Document page transcription items
= = = =
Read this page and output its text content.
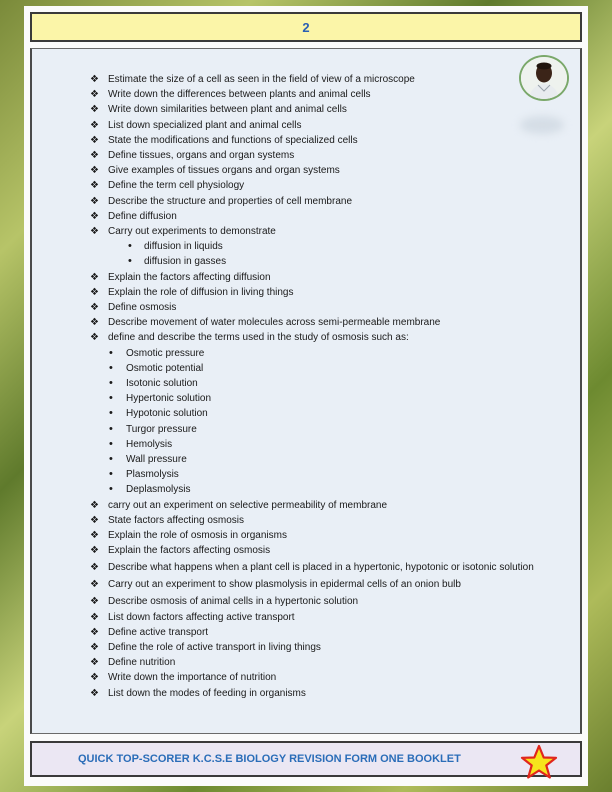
2
❖ Estimate the size of a cell as seen in the field of view of a microscope
❖ Write down the differences between plants and animal cells
❖ Write down similarities between plant and animal cells
❖ List down specialized plant and animal cells
❖ State the modifications and functions of specialized cells
❖ Define tissues, organs and organ systems
❖ Give examples of tissues organs and organ systems
❖ Define the term cell physiology
❖ Describe the structure and properties of cell membrane
❖ Define diffusion
❖ Carry out experiments to demonstrate
• diffusion in liquids
• diffusion in gasses
❖ Explain the factors affecting diffusion
❖ Explain the role of diffusion in living things
❖ Define osmosis
❖ Describe movement of water molecules across semi-permeable membrane
❖ define and describe the terms used in the study of osmosis such as:
• Osmotic pressure
• Osmotic potential
• Isotonic solution
• Hypertonic solution
• Hypotonic solution
• Turgor pressure
• Hemolysis
• Wall pressure
• Plasmolysis
• Deplasmolysis
❖ carry out an experiment on selective permeability of membrane
❖ State factors affecting osmosis
❖ Explain the role of osmosis in organisms
❖ Explain the factors affecting osmosis
❖ Describe what happens when a plant cell is placed in a hypertonic, hypotonic or isotonic solution
❖ Carry out an experiment to show plasmolysis in epidermal cells of an onion bulb
❖ Describe osmosis of animal cells in a hypertonic solution
❖ List down factors affecting active transport
❖ Define active transport
❖ Define the role of active transport in living things
❖ Define nutrition
❖ Write down the importance of nutrition
❖ List down the modes of feeding in organisms
QUICK TOP-SCORER K.C.S.E BIOLOGY REVISION FORM ONE BOOKLET
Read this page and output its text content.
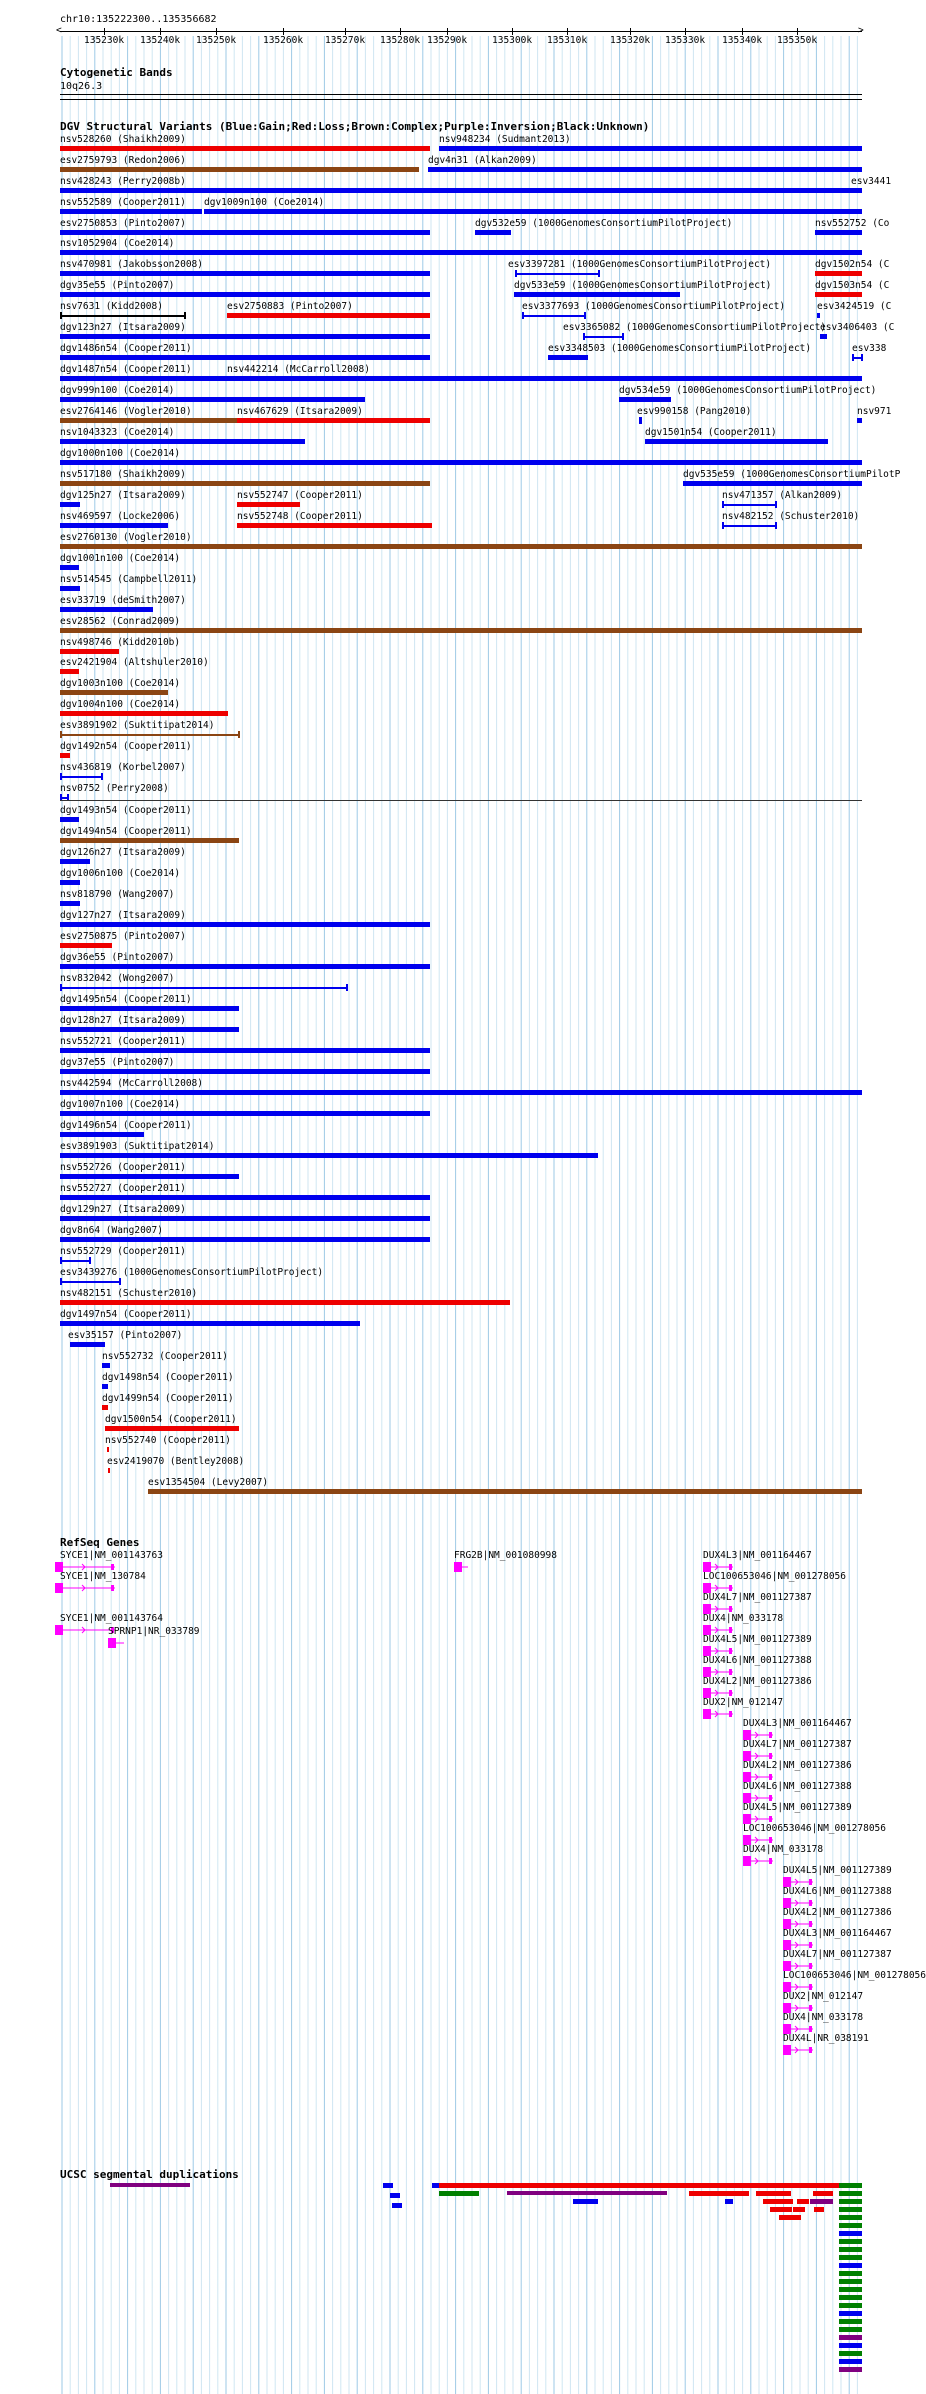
chr10:135222300..135356682
<	>
135230k 135240k 135250k	135260k 135270k 135280k 135290k	135300k 135310k 135320k 135330k 135340k 135350k
Cytogenetic Bands
10q26.3
DGV Structural Variants (Blue:Gain;Red:Loss;Brown:Complex;Purple:Inversion;Black:Unknown)
nsv528260 (Shaikh2009)	nsv948234 (Sudmant2013)
esv2759793 (Redon2006)	dgv4n31 (Alkan2009)
nsv428243 (Perry2008b)	esv3441
nsv552589 (Cooper2011) dgv1009n100 (Coe2014)
esv2750853 (Pinto2007)	dgv532e59 (1000GenomesConsortiumPilotProject)	nsv552752 (Co
nsv1052904 (Coe2014)
nsv470981 (Jakobsson2008)	esv3397281 (1000GenomesConsortiumPilotProject)	dgv1502n54 (C
dgv35e55 (Pinto2007)	dgv533e59 (1000GenomesConsortiumPilotProject)	dgv1503n54 (C
nsv7631 (Kidd2008)	esv2750883 (Pinto2007)	esv3377693 (1000GenomesConsortiumPilotProject)	esv3424519 (C
dgv123n27 (Itsara2009)	esv3365082 (1000GenomesConsortiumPilotProject)
esv3406403 (C
dgv1486n54 (Cooper2011)	esv3348503 (1000GenomesConsortiumPilotProject)	esv338
dgv1487n54 (Cooper2011)	nsv442214 (McCarroll2008)
dgv999n100 (Coe2014)	dgv534e59 (1000GenomesConsortiumPilotProject)
esv2764146 (Vogler2010)	nsv467629 (Itsara2009)	esv990158 (Pang2010)	nsv971
nsv1043323 (Coe2014)	dgv1501n54 (Cooper2011)
dgv1000n100 (Coe2014)
nsv517180 (Shaikh2009)	dgv535e59 (1000GenomesConsortiumPilotP
dgv125n27 (Itsara2009)	nsv552747 (Cooper2011)	nsv471357 (Alkan2009)
nsv469597 (Locke2006)	nsv552748 (Cooper2011)	nsv482152 (Schuster2010)
esv2760130 (Vogler2010)
dgv1001n100 (Coe2014)
nsv514545 (Campbell2011)
esv33719 (deSmith2007)
esv28562 (Conrad2009)
nsv498746 (Kidd2010b)
esv2421904 (Altshuler2010)
dgv1003n100 (Coe2014)
dgv1004n100 (Coe2014)
esv3891902 (Suktitipat2014)
dgv1492n54 (Cooper2011)
nsv436819 (Korbel2007)
nsv0752 (Perry2008)
dgv1493n54 (Cooper2011)
dgv1494n54 (Cooper2011)
dgv126n27 (Itsara2009)
dgv1006n100 (Coe2014)
nsv818790 (Wang2007)
dgv127n27 (Itsara2009)
esv2750875 (Pinto2007)
dgv36e55 (Pinto2007)
nsv832042 (Wong2007)
dgv1495n54 (Cooper2011)
dgv128n27 (Itsara2009)
nsv552721 (Cooper2011)
dgv37e55 (Pinto2007)
nsv442594 (McCarroll2008)
dgv1007n100 (Coe2014)
dgv1496n54 (Cooper2011)
esv3891903 (Suktitipat2014)
nsv552726 (Cooper2011)
nsv552727 (Cooper2011)
dgv129n27 (Itsara2009)
dgv8n64 (Wang2007)
nsv552729 (Cooper2011)
esv3439276 (1000GenomesConsortiumPilotProject)
nsv482151 (Schuster2010)
dgv1497n54 (Cooper2011)
esv35157 (Pinto2007)
nsv552732 (Cooper2011)
dgv1498n54 (Cooper2011)
dgv1499n54 (Cooper2011)
dgv1500n54 (Cooper2011)
nsv552740 (Cooper2011)
esv2419070 (Bentley2008)
esv1354504 (Levy2007)
RefSeq Genes
SYCE1|NM_001143763	FRG2B|NM_001080998	DUX4L3|NM_001164467
SYCE1|NM_130784	LOC100653046|NM_001278056
DUX4L7|NM_001127387
SYCE1|NM_001143764
SPRNP1|NR_033789
DUX4|NM_033178
DUX4L5|NM_001127389
DUX4L6|NM_001127388
DUX4L2|NM_001127386
DUX2|NM_012147
DUX4L3|NM_001164467
DUX4L7|NM_001127387
DUX4L2|NM_001127386
DUX4L6|NM_001127388
DUX4L5|NM_001127389
LOC100653046|NM_001278056
DUX4|NM_033178
DUX4L5|NM_001127389
DUX4L6|NM_001127388
DUX4L2|NM_001127386
DUX4L3|NM_001164467
DUX4L7|NM_001127387
LOC100653046|NM_001278056
DUX2|NM_012147
DUX4|NM_033178
DUX4L|NR_038191
UCSC segmental duplications
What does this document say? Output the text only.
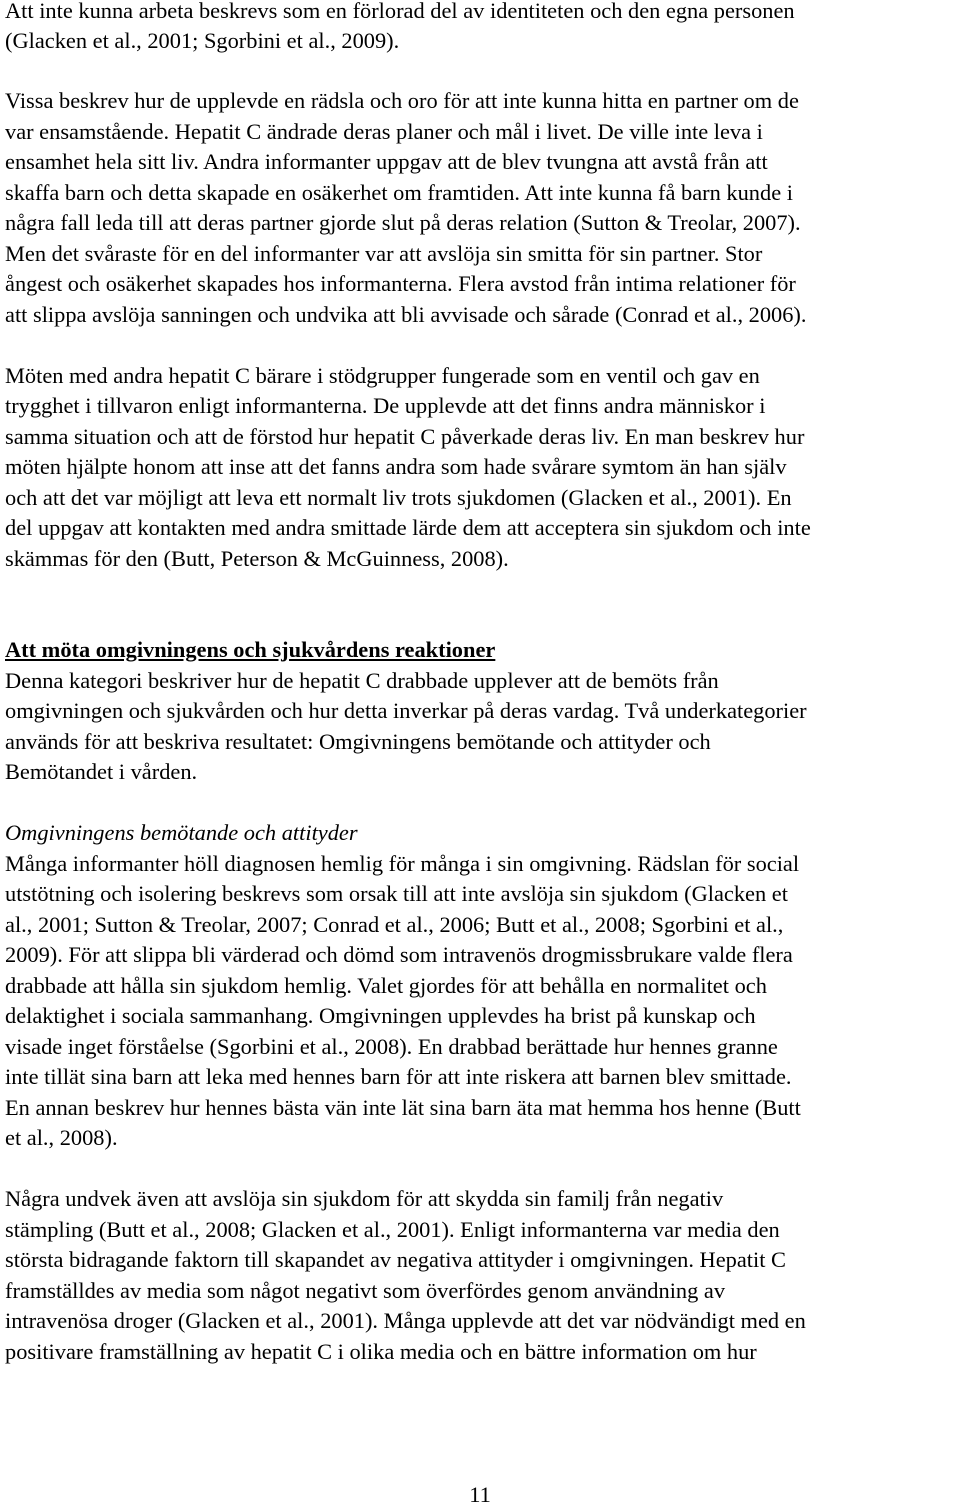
Att inte kunna arbeta beskrevs som en förlorad del av identiteten och den egna personen
(Glacken et al., 2001; Sgorbini et al., 2009).
Vissa beskrev hur de upplevde en rädsla och oro för att inte kunna hitta en partner om de
var ensamstående. Hepatit C ändrade deras planer och mål i livet. De ville inte leva i
ensamhet hela sitt liv. Andra informanter uppgav att de blev tvungna att avstå från att
skaffa barn och detta skapade en osäkerhet om framtiden. Att inte kunna få barn kunde i
några fall leda till att deras partner gjorde slut på deras relation (Sutton & Treolar, 2007).
Men det svåraste för en del informanter var att avslöja sin smitta för sin partner. Stor
ångest och osäkerhet skapades hos informanterna. Flera avstod från intima relationer för
att slippa avslöja sanningen och undvika att bli avvisade och sårade (Conrad et al., 2006).
Möten med andra hepatit C bärare i stödgrupper fungerade som en ventil och gav en
trygghet i tillvaron enligt informanterna. De upplevde att det finns andra människor i
samma situation och att de förstod hur hepatit C påverkade deras liv. En man beskrev hur
möten hjälpte honom att inse att det fanns andra som hade svårare symtom än han själv
och att det var möjligt att leva ett normalt liv trots sjukdomen (Glacken et al., 2001). En
del uppgav att kontakten med andra smittade lärde dem att acceptera sin sjukdom och inte
skämmas för den (Butt, Peterson & McGuinness, 2008).
Att möta omgivningens och sjukvårdens reaktioner
Denna kategori beskriver hur de hepatit C drabbade upplever att de bemöts från
omgivningen och sjukvården och hur detta inverkar på deras vardag. Två underkategorier
används för att beskriva resultatet: Omgivningens bemötande och attityder och
Bemötandet i vården.
Omgivningens bemötande och attityder
Många informanter höll diagnosen hemlig för många i sin omgivning. Rädslan för social
utstötning och isolering beskrevs som orsak till att inte avslöja sin sjukdom (Glacken et
al., 2001; Sutton & Treolar, 2007; Conrad et al., 2006; Butt et al., 2008; Sgorbini et al.,
2009). För att slippa bli värderad och dömd som intravenös drogmissbrukare valde flera
drabbade att hålla sin sjukdom hemlig. Valet gjordes för att behålla en normalitet och
delaktighet i sociala sammanhang. Omgivningen upplevdes ha brist på kunskap och
visade inget förståelse (Sgorbini et al., 2008). En drabbad berättade hur hennes granne
inte tillät sina barn att leka med hennes barn för att inte riskera att barnen blev smittade.
En annan beskrev hur hennes bästa vän inte lät sina barn äta mat hemma hos henne (Butt
et al., 2008).
Några undvek även att avslöja sin sjukdom för att skydda sin familj från negativ
stämpling (Butt et al., 2008; Glacken et al., 2001). Enligt informanterna var media den
största bidragande faktorn till skapandet av negativa attityder i omgivningen. Hepatit C
framställdes av media som något negativt som överfördes genom användning av
intravenösa droger (Glacken et al., 2001). Många upplevde att det var nödvändigt med en
positivare framställning av hepatit C i olika media och en bättre information om hur
11
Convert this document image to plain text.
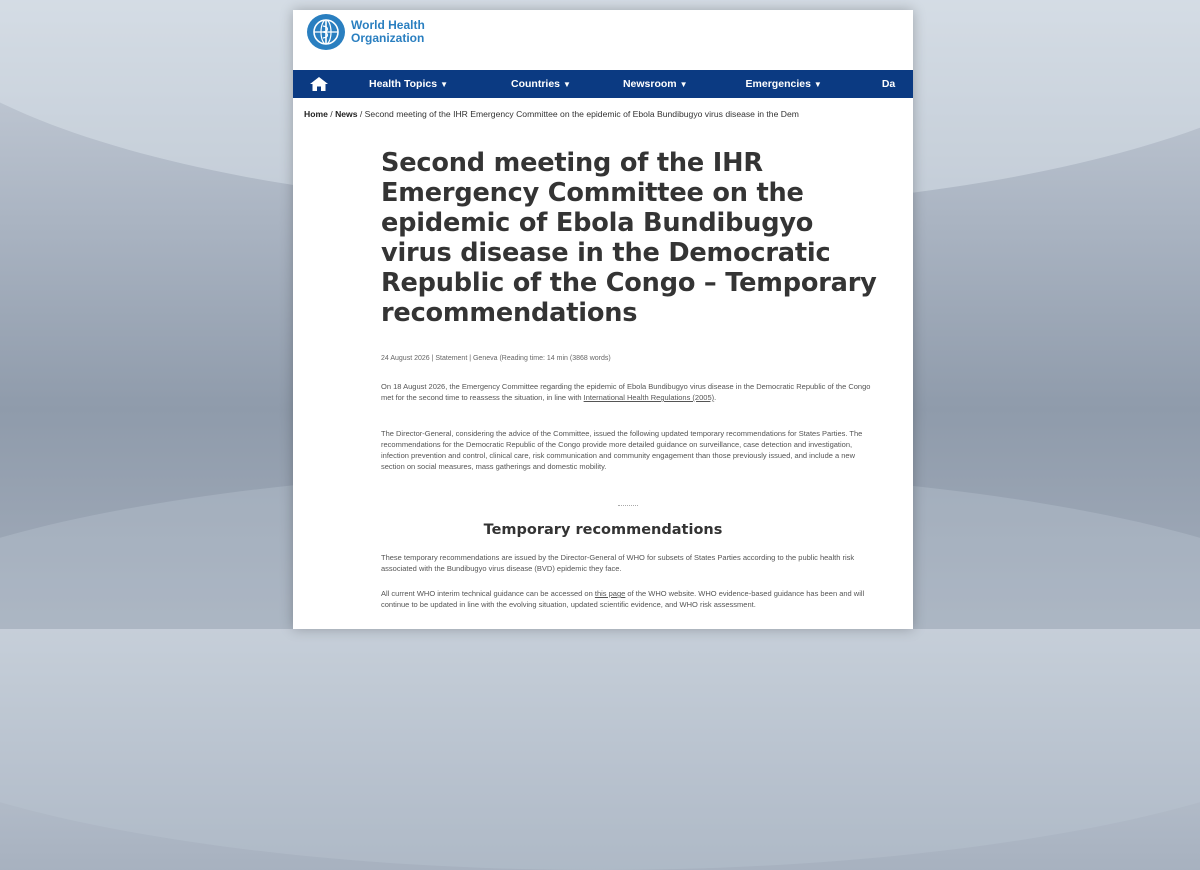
World Health
Organization
Health Topics ▼	Countries ▼	Newsroom ▼	Emergencies ▼	Da
Home / News / Second meeting of the IHR Emergency Committee on the epidemic of Ebola Bundibugyo virus disease in the Dem
Second meeting of the IHR Emergency Committee on the epidemic of Ebola Bundibugyo virus disease in the Democratic Republic of the Congo – Temporary recommendations
24 August 2026 | Statement | Geneva (Reading time: 14 min (3868 words)

On 18 August 2026, the Emergency Committee regarding the epidemic of Ebola Bundibugyo virus disease in the Democratic Republic of the Congo met for the second time to reassess the situation, in line with International Health Regulations (2005).

The Director-General, considering the advice of the Committee, issued the following updated temporary recommendations for States Parties. The recommendations for the Democratic Republic of the Congo provide more detailed guidance on surveillance, case detection and investigation, infection prevention and control, clinical care, risk communication and community engagement than those previously issued, and include a new section on social measures, mass gatherings and domestic mobility.

Temporary recommendations

These temporary recommendations are issued by the Director-General of WHO for subsets of States Parties according to the public health risk associated with the Bundibugyo virus disease (BVD) epidemic they face.

All current WHO interim technical guidance can be accessed on this page of the WHO website. WHO evidence-based guidance has been and will continue to be updated in line with the evolving situation, updated scientific evidence, and WHO risk assessment.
= = = =
● EXERCISE DIRECTIONS: Please state how many lines of the data hold the string "osmosis", with nothing else in your reply.

● WRITTEN RESPONSE: 6